◆ **PROBLEM DESCRIPTION**
Repeat the rows starting at the line containing "credit-text: forDmitry@yahoo.com (436, 432, 562, 445)" and ending at the line containing "wave-label: (iii) (436, 61, 457, 76)", copying every line as it stands.

◆ **Element placement data**
----------------

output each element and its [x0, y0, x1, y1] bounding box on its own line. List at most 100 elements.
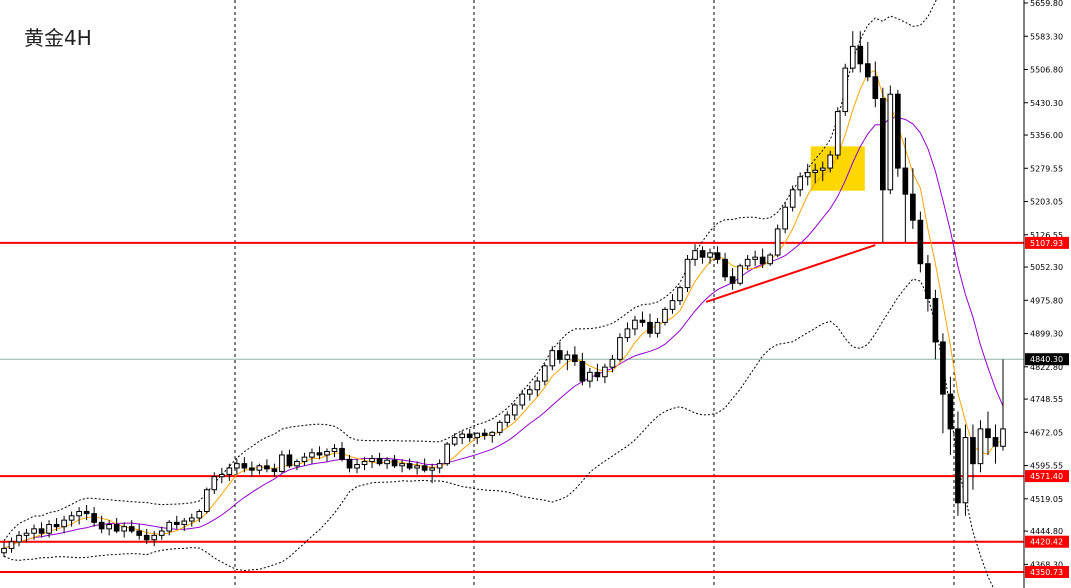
candle-body [158, 530, 165, 536]
candle-body [376, 457, 383, 465]
candle [549, 346, 556, 371]
candle [729, 268, 736, 290]
candle-body [677, 287, 683, 302]
candle-body [940, 341, 946, 395]
candle [541, 363, 548, 386]
candle [331, 444, 338, 458]
candle [68, 511, 75, 527]
candle-body [286, 454, 293, 467]
candle [429, 463, 435, 484]
candle-body [917, 219, 924, 265]
candle-body [962, 437, 969, 504]
level-badge-label: 5107.93 [1030, 239, 1063, 248]
level-badge-label: 4420.42 [1030, 538, 1063, 547]
candle [617, 333, 623, 362]
candle-body [511, 404, 518, 416]
candle-body [624, 328, 631, 339]
candle-body [895, 93, 901, 169]
y-tick-label: 4595.55 [1030, 462, 1063, 471]
candle [181, 517, 188, 532]
candle-body [143, 534, 150, 541]
candle-body [729, 276, 736, 284]
candle-body [774, 228, 781, 256]
candle [526, 385, 533, 401]
candle [849, 31, 856, 73]
candle-body [68, 515, 75, 521]
candle [707, 248, 713, 264]
candle [23, 528, 30, 542]
candle-body [609, 358, 616, 368]
candle-body [767, 254, 773, 265]
candle [173, 515, 180, 529]
candle [692, 244, 698, 266]
candle [339, 441, 345, 462]
candle [376, 452, 383, 466]
candle [511, 402, 518, 421]
candle-body [8, 541, 15, 549]
candle [977, 420, 984, 473]
candle-body [714, 252, 721, 260]
candle [158, 526, 165, 540]
candle [324, 448, 330, 462]
candle-body [985, 428, 991, 439]
candlesticks [1, 31, 1006, 558]
y-tick-label: 4748.55 [1030, 395, 1063, 404]
y-tick-label: 5583.30 [1030, 32, 1063, 41]
candle [992, 424, 999, 464]
candle-body [31, 528, 37, 534]
candle-body [429, 467, 435, 471]
candle-body [572, 354, 578, 363]
candle-body [339, 447, 345, 460]
candle-body [932, 297, 939, 343]
candle-body [977, 428, 984, 465]
candle [136, 524, 143, 540]
candle [804, 163, 811, 186]
candle-body [391, 459, 398, 467]
candle [1000, 359, 1006, 451]
chart-title: 黄金4H [24, 26, 92, 50]
level-badge-bg [1025, 236, 1069, 249]
candle [436, 459, 443, 474]
candle [121, 522, 128, 538]
candle-body [324, 450, 330, 456]
trendline [705, 244, 876, 303]
vertical-gridlines [234, 0, 955, 588]
current-price-badge-label: 4840.30 [1030, 355, 1063, 364]
candle [827, 150, 834, 173]
candle [211, 472, 218, 495]
candle-body [955, 428, 961, 504]
candle [113, 517, 120, 534]
candle [789, 185, 796, 212]
candle [654, 318, 661, 338]
candle-body [196, 510, 203, 519]
candle-body [1000, 428, 1006, 447]
candle [166, 520, 173, 536]
candle-body [812, 169, 819, 173]
y-tick-label: 5203.05 [1030, 198, 1063, 207]
candle [46, 520, 52, 538]
lower-band [3, 278, 994, 588]
candle-body [970, 437, 976, 465]
candle-body [166, 521, 173, 532]
candle [647, 313, 653, 338]
candle-body [301, 456, 308, 462]
candle [819, 161, 826, 182]
candle [662, 307, 668, 326]
y-tick-label: 5659.80 [1030, 0, 1063, 8]
candle-body [744, 258, 751, 267]
candle [639, 311, 646, 327]
candle [624, 322, 631, 342]
candle [669, 294, 676, 314]
candle [902, 137, 909, 242]
level-badge-label: 4571.40 [1030, 472, 1063, 481]
level-badge-label: 4350.73 [1030, 568, 1063, 577]
candle-body [414, 465, 420, 469]
candle [970, 424, 976, 490]
y-tick-label: 5126.55 [1030, 231, 1063, 240]
candle [264, 459, 270, 473]
candle [557, 341, 563, 364]
candle-body [910, 193, 916, 221]
candle-body [218, 474, 225, 478]
candle-body [722, 258, 728, 278]
candle [489, 431, 496, 443]
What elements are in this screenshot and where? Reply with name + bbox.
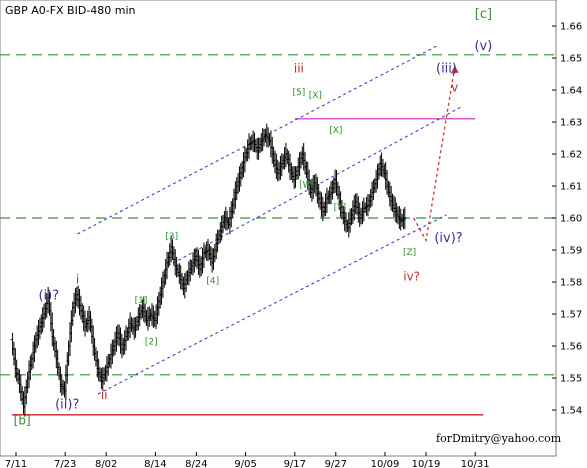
credit-text: forDmitry@yahoo.com (436, 432, 562, 445)
forecast-path (413, 67, 456, 243)
wave-label: iv? (403, 269, 420, 283)
x-tick-label: 8/14 (144, 459, 166, 468)
wave-label: [X] (309, 91, 322, 101)
y-tick-label: 1.65 (560, 54, 582, 65)
y-tick-label: 1.63 (560, 118, 582, 129)
trend-channel-line (77, 44, 439, 235)
wave-label: (iii) (436, 61, 457, 76)
x-tick-label: 8/24 (185, 459, 207, 468)
forecast-arrowhead (450, 65, 459, 74)
x-tick-label: 8/02 (95, 459, 117, 468)
trend-channel-line (167, 105, 464, 267)
wave-label: i (76, 273, 79, 287)
x-tick-label: 9/17 (284, 459, 306, 468)
wave-label: [X] (329, 126, 342, 136)
y-tick-label: 1.57 (560, 310, 582, 321)
wave-label: [Z] (403, 248, 416, 258)
y-tick-label: 1.55 (560, 374, 582, 385)
wave-label: [5] (293, 88, 306, 98)
wave-label: ii (101, 388, 108, 402)
wave-label: [b] (14, 413, 31, 427)
y-tick-label: 1.56 (560, 342, 582, 353)
wave-label: (v) (474, 39, 492, 54)
chart-title: GBP A0-FX BID-480 min (5, 4, 136, 17)
x-tick-label: 9/05 (234, 459, 256, 468)
x-tick-label: 10/09 (371, 459, 400, 468)
wave-label: (iv)? (434, 231, 462, 246)
wave-label: v (451, 81, 458, 95)
x-tick-label: 10/19 (412, 459, 441, 468)
y-tick-label: 1.60 (560, 214, 582, 225)
y-tick-label: 1.54 (560, 406, 582, 417)
y-tick-label: 1.58 (560, 278, 582, 289)
y-tick-label: 1.66 (560, 22, 582, 33)
wave-label: (ii)? (55, 397, 79, 412)
y-tick-label: 1.64 (560, 86, 582, 97)
plot-area (0, 0, 557, 457)
wave-label: [Y] (334, 203, 347, 213)
wave-label: [2] (145, 337, 158, 347)
wave-label: (i)? (38, 289, 59, 304)
trend-channel-line (97, 214, 447, 395)
y-tick-label: 1.61 (560, 182, 582, 193)
y-tick-label: 1.62 (560, 150, 582, 161)
wave-label: [c] (475, 7, 492, 22)
wave-label: [1] (135, 296, 148, 306)
x-tick-label: 7/23 (54, 459, 76, 468)
x-tick-label: 9/27 (325, 459, 347, 468)
wave-label: [4] (206, 277, 219, 287)
wave-label: [W] (299, 181, 315, 191)
wave-label: [3] (165, 232, 178, 242)
wave-label: iii (294, 61, 304, 75)
x-tick-label: 10/31 (461, 459, 490, 468)
x-tick-label: 7/11 (5, 459, 27, 468)
y-tick-label: 1.59 (560, 246, 582, 257)
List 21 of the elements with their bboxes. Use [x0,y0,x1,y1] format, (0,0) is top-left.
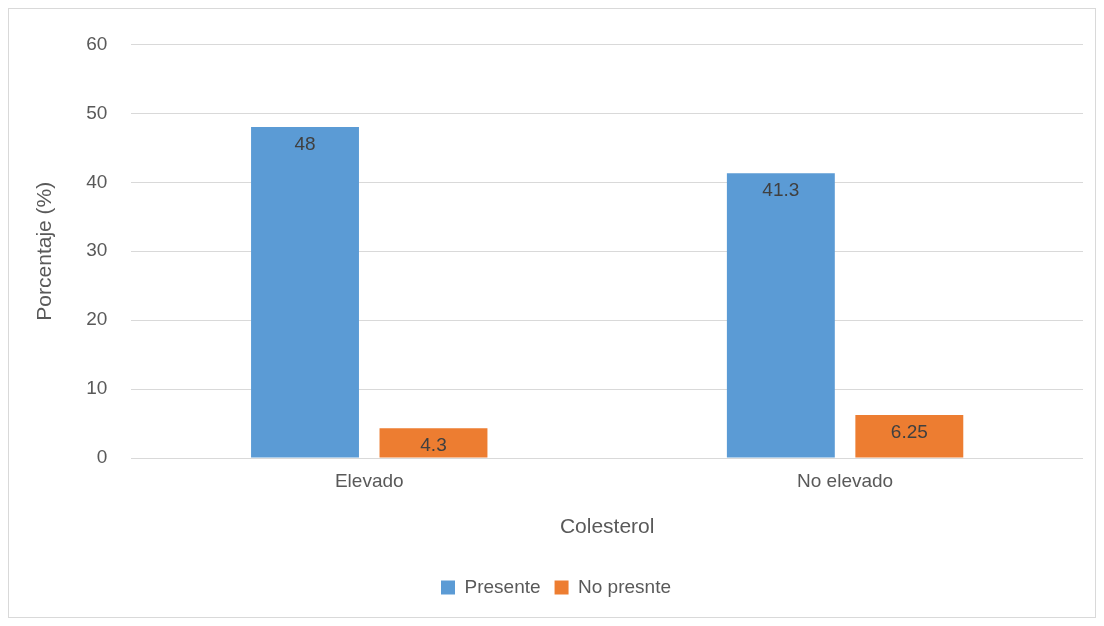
bar [251,127,359,458]
y-tick-label: 30 [86,239,108,261]
bar [855,414,964,458]
x-tick-label: No elevado [797,469,894,491]
y-tick-label: 60 [86,32,108,54]
data-label: 41.3 [762,179,800,201]
y-axis-title: Porcentaje (%) [32,181,56,321]
x-tick-label: Elevado [334,469,404,491]
x-axis-title: Colesterol [559,514,655,538]
bar [726,173,835,458]
bar [379,428,488,458]
y-tick-label: 0 [96,446,108,468]
data-label: 48 [294,132,316,154]
legend-label: No presnte [578,575,672,597]
y-tick-label: 20 [86,308,108,330]
data-label: 6.25 [890,420,928,442]
legend-label: Presente [464,575,541,597]
y-tick-label: 50 [86,101,108,123]
y-tick-label: 40 [86,170,108,192]
y-tick-label: 10 [86,377,108,399]
data-label: 4.3 [420,434,447,456]
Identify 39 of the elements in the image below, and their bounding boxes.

----------------

◆ **TASK RESULT**
credit-text: forDmitry@yahoo.com (436, 432, 562, 445)
forecast-path (413, 67, 456, 243)
wave-label: iv? (403, 269, 420, 283)
x-tick-label: 8/14 (144, 459, 166, 468)
wave-label: [X] (309, 91, 322, 101)
y-tick-label: 1.65 (560, 54, 582, 65)
y-tick-label: 1.63 (560, 118, 582, 129)
trend-channel-line (77, 44, 439, 235)
wave-label: (iii) (436, 61, 457, 76)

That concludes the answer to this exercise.